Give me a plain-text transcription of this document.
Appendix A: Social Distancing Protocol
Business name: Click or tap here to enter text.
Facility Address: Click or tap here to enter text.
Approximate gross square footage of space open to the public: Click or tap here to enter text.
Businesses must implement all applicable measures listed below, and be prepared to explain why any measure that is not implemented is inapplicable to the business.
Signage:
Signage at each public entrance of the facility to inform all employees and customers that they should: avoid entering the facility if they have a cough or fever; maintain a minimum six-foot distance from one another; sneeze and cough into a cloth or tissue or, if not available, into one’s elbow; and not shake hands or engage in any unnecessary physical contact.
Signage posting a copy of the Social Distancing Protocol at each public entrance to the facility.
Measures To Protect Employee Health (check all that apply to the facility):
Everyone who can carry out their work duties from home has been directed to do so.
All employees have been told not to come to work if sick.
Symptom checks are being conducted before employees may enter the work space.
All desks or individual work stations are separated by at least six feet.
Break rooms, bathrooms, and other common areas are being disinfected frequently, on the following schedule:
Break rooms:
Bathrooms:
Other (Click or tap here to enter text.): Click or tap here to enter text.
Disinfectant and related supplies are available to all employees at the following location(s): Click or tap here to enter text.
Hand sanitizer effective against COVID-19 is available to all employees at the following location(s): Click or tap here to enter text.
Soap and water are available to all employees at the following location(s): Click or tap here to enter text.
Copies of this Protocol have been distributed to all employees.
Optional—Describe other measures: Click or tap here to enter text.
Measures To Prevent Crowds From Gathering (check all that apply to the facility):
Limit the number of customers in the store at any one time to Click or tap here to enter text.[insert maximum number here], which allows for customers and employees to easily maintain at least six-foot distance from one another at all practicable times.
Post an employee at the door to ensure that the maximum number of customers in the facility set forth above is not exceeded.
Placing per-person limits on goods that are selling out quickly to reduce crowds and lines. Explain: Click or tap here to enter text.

---

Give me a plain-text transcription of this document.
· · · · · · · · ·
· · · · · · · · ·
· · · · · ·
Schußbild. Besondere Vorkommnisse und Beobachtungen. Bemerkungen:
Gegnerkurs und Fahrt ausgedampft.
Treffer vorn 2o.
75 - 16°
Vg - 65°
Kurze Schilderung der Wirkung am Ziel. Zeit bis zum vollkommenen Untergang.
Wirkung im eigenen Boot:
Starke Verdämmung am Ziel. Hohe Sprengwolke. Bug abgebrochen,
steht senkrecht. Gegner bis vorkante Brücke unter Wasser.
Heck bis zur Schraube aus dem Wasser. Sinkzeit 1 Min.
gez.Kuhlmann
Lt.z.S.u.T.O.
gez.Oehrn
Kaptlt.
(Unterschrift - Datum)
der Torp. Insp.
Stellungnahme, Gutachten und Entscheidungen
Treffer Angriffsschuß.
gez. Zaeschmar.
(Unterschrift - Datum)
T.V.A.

Task → Check each line above for the word "Wirkung", and copy the lines where it appears.

Response to this exercise →
Kurze Schilderung der Wirkung am Ziel. Zeit bis zum vollkommenen Untergang.
Wirkung im eigenen Boot:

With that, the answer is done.